## Begin Input data

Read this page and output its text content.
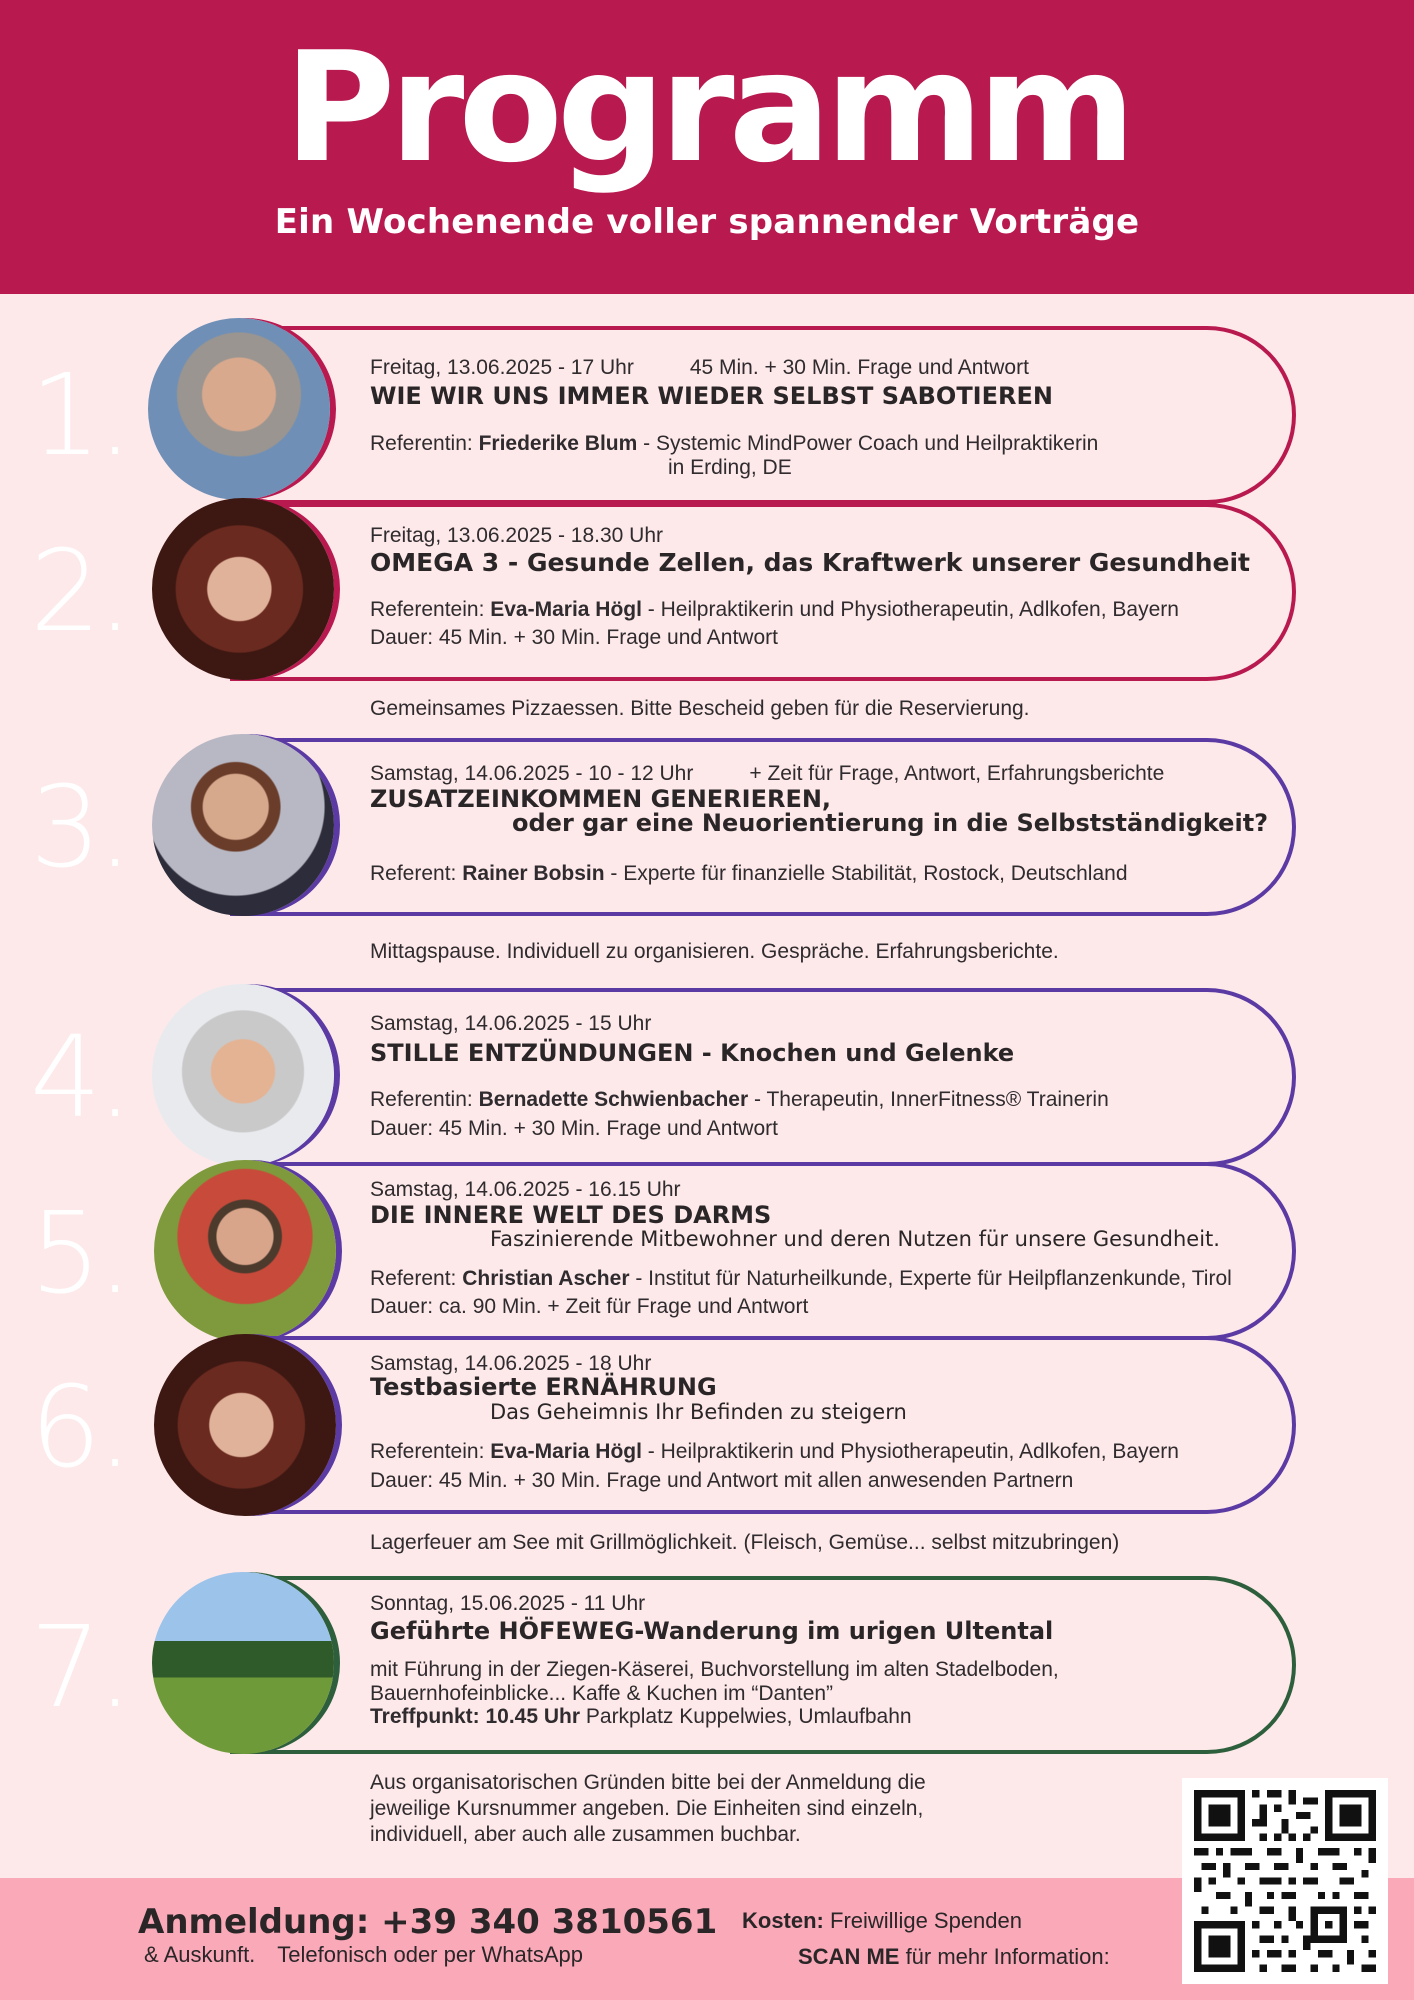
Programm
Ein Wochenende voller spannender Vorträge
1.	Freitag, 13.06.2025 - 17 Uhr	45 Min. + 30 Min. Frage und Antwort
WIE WIR UNS IMMER WIEDER SELBST SABOTIEREN
Referentin: Friederike Blum - Systemic MindPower Coach und Heilpraktikerin
in Erding, DE
2.	Freitag, 13.06.2025 - 18.30 Uhr
OMEGA 3 - Gesunde Zellen, das Kraftwerk unserer Gesundheit
Referentein: Eva-Maria Högl - Heilpraktikerin und Physiotherapeutin, Adlkofen, Bayern
Dauer: 45 Min. + 30 Min. Frage und Antwort
Gemeinsames Pizzaessen. Bitte Bescheid geben für die Reservierung.
3.	Samstag, 14.06.2025 - 10 - 12 Uhr	+ Zeit für Frage, Antwort, Erfahrungsberichte
ZUSATZEINKOMMEN GENERIEREN,
oder gar eine Neuorientierung in die Selbstständigkeit?
Referent: Rainer Bobsin - Experte für finanzielle Stabilität, Rostock, Deutschland
Mittagspause. Individuell zu organisieren. Gespräche. Erfahrungsberichte.
4.	Samstag, 14.06.2025 - 15 Uhr
STILLE ENTZÜNDUNGEN - Knochen und Gelenke
Referentin: Bernadette Schwienbacher - Therapeutin, InnerFitness® Trainerin
Dauer: 45 Min. + 30 Min. Frage und Antwort
5.	Samstag, 14.06.2025 - 16.15 Uhr
DIE INNERE WELT DES DARMS
Faszinierende Mitbewohner und deren Nutzen für unsere Gesundheit.
Referent: Christian Ascher - Institut für Naturheilkunde, Experte für Heilpflanzenkunde, Tirol
Dauer: ca. 90 Min. + Zeit für Frage und Antwort
6.	Samstag, 14.06.2025 - 18 Uhr
Testbasierte ERNÄHRUNG
Das Geheimnis Ihr Befinden zu steigern
Referentein: Eva-Maria Högl - Heilpraktikerin und Physiotherapeutin, Adlkofen, Bayern
Dauer: 45 Min. + 30 Min. Frage und Antwort mit allen anwesenden Partnern
Lagerfeuer am See mit Grillmöglichkeit. (Fleisch, Gemüse... selbst mitzubringen)
7.	Sonntag, 15.06.2025 - 11 Uhr
Geführte HÖFEWEG-Wanderung im urigen Ultental
mit Führung in der Ziegen-Käserei, Buchvorstellung im alten Stadelboden,
Bauernhofeinblicke... Kaffe & Kuchen im “Danten”
Treffpunkt: 10.45 Uhr Parkplatz Kuppelwies, Umlaufbahn
Aus organisatorischen Gründen bitte bei der Anmeldung die
jeweilige Kursnummer angeben. Die Einheiten sind einzeln,
individuell, aber auch alle zusammen buchbar.
Anmeldung: +39 340 3810561
& Auskunft. Telefonisch oder per WhatsApp
Kosten: Freiwillige Spenden
SCAN ME für mehr Information:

## End Input data

Single out each line of the records above with the string "oder" in it, and copy it.

Full answer:
oder gar eine Neuorientierung in die Selbstständigkeit?
& Auskunft. Telefonisch oder per WhatsApp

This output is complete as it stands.